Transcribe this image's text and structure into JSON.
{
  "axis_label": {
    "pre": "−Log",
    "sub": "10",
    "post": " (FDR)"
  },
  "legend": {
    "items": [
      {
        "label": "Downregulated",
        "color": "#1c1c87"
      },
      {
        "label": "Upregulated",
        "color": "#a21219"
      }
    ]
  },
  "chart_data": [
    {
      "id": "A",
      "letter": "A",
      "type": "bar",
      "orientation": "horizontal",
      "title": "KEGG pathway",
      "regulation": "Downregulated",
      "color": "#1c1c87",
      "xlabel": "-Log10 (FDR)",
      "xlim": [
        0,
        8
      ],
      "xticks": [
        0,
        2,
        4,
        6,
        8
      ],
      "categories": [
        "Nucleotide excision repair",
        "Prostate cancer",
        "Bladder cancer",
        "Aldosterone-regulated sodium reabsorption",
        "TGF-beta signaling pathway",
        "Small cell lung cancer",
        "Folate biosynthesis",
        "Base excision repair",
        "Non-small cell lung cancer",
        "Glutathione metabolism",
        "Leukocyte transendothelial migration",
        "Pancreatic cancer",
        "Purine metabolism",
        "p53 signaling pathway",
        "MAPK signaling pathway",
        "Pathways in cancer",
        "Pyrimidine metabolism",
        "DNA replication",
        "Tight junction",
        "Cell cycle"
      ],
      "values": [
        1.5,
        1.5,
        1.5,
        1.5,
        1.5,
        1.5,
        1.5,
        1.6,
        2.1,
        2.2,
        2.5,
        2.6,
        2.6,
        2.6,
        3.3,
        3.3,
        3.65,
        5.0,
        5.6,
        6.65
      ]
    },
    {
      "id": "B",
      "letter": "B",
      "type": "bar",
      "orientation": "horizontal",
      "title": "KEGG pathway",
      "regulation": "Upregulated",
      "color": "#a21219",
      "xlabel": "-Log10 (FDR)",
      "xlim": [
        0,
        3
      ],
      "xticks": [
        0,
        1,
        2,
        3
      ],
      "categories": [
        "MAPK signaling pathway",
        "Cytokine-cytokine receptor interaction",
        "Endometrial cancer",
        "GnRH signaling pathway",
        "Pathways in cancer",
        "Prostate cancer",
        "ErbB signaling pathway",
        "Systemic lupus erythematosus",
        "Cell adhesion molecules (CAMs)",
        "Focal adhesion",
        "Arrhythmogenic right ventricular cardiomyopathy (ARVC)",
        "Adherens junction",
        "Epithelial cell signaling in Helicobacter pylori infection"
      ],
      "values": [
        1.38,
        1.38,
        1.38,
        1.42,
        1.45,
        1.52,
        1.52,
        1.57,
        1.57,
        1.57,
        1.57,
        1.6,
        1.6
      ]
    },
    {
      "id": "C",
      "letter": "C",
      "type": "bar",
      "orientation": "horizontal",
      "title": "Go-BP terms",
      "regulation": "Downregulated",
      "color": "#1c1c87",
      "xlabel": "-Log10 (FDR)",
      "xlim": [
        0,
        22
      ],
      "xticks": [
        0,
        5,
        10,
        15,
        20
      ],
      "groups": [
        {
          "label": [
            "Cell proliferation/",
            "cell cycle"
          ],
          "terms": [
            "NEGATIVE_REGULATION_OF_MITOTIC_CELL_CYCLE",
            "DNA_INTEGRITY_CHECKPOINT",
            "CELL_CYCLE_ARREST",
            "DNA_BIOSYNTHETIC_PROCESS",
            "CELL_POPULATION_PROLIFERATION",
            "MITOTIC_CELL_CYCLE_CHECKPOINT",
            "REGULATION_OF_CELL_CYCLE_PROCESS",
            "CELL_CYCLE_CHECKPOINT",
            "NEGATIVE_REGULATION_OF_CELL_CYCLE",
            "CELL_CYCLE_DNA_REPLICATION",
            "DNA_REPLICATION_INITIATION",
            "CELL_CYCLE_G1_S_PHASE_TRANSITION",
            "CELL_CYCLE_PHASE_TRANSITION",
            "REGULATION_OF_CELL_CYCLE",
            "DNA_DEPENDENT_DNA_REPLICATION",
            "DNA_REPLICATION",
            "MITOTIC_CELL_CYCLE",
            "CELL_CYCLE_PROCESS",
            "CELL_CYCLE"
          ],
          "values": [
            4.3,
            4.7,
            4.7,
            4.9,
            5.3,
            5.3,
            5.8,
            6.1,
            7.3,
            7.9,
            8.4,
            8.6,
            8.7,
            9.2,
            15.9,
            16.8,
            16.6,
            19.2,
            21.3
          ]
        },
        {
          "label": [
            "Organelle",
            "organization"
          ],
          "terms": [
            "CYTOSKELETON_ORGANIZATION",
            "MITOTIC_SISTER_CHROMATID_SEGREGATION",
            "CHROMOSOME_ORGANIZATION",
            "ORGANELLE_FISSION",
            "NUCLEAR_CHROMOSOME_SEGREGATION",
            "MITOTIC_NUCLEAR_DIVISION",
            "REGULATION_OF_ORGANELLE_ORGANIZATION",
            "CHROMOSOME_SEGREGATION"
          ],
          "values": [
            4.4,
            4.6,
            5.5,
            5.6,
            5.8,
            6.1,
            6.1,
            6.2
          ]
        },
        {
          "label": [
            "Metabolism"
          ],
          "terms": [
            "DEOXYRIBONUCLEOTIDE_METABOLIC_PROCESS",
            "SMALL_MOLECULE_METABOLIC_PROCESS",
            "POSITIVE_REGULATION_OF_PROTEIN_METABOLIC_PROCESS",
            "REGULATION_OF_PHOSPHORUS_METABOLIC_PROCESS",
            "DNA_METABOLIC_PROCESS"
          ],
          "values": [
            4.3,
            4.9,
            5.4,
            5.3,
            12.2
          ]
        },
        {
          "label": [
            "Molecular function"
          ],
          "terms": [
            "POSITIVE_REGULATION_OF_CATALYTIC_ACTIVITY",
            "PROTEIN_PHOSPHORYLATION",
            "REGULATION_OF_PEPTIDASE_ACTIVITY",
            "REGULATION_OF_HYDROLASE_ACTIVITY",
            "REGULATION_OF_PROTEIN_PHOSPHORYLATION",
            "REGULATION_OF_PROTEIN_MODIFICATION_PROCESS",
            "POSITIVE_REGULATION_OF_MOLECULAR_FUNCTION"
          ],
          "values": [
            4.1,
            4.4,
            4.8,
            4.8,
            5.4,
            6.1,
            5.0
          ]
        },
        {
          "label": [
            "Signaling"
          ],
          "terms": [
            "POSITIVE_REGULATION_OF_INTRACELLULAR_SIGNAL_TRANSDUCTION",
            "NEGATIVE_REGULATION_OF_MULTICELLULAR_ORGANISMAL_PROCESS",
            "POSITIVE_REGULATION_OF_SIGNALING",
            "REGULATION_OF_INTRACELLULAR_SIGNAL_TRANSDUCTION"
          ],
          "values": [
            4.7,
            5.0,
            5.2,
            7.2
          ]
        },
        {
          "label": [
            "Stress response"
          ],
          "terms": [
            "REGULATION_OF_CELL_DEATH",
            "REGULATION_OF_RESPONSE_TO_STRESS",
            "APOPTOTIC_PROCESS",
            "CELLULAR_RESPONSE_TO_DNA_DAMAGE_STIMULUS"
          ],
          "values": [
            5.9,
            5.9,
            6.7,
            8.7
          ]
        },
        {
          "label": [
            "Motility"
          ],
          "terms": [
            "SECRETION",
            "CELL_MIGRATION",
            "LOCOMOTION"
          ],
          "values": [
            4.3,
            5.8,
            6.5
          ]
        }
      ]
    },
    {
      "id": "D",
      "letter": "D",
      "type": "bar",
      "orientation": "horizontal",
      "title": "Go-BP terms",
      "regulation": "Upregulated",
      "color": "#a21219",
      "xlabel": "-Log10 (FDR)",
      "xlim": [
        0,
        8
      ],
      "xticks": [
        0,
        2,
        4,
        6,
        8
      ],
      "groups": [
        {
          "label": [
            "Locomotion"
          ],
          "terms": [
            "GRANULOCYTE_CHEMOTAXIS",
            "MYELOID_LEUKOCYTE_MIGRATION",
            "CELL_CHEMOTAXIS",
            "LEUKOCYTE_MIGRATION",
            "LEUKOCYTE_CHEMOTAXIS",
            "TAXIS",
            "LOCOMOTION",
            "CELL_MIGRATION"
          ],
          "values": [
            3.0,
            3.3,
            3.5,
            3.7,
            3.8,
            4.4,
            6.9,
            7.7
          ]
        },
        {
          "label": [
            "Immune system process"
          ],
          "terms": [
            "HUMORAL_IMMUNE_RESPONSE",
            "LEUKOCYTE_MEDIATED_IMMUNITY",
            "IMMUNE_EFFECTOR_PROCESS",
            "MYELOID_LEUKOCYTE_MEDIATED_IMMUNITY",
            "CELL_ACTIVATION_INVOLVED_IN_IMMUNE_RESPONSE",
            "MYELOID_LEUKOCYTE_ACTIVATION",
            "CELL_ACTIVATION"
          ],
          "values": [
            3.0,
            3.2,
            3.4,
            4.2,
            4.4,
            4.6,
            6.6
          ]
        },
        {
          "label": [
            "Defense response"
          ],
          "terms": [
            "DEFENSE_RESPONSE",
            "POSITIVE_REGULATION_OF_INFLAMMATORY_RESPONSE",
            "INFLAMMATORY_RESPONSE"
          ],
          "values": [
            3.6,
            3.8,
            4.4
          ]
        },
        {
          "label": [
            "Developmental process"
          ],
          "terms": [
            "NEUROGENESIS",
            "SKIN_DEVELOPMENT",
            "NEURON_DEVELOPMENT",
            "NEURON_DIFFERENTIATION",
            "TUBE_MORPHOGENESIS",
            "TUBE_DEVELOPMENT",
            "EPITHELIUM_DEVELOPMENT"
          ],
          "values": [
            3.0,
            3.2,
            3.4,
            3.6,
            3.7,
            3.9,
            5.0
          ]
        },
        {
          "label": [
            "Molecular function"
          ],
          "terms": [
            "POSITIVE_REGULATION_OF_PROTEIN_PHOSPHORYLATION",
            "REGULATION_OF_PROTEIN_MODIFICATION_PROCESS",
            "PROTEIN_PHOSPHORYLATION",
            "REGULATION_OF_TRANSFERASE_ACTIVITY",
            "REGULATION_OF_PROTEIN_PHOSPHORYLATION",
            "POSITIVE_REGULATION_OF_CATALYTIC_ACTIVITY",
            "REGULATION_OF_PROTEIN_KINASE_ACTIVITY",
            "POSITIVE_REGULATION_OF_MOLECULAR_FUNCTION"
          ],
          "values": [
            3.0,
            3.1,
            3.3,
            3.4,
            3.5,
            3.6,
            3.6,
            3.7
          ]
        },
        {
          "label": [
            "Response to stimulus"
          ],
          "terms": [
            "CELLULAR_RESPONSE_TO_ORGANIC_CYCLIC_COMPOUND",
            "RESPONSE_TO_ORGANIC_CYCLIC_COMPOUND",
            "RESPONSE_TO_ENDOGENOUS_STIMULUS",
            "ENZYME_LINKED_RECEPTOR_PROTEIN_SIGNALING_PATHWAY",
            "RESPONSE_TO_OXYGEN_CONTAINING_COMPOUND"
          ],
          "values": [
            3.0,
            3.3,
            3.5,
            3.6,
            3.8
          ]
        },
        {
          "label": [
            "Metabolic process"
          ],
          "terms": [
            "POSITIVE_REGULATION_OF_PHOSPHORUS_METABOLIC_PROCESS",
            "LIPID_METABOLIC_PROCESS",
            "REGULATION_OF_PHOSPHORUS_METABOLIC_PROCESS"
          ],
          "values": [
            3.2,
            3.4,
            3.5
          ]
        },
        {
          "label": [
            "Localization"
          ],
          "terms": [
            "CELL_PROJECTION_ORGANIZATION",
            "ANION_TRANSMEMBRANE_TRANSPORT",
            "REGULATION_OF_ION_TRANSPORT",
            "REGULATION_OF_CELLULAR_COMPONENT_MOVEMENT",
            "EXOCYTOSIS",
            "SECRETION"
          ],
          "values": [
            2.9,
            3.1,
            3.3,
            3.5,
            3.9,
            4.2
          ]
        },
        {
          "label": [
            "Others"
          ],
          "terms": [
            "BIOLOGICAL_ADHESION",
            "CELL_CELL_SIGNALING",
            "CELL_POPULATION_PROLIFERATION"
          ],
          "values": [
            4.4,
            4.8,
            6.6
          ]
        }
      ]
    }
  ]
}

——————

§ Aim of the task
In the data, how many lines include the string "excision"? Reply with only that number.

§ Output of the exercise
2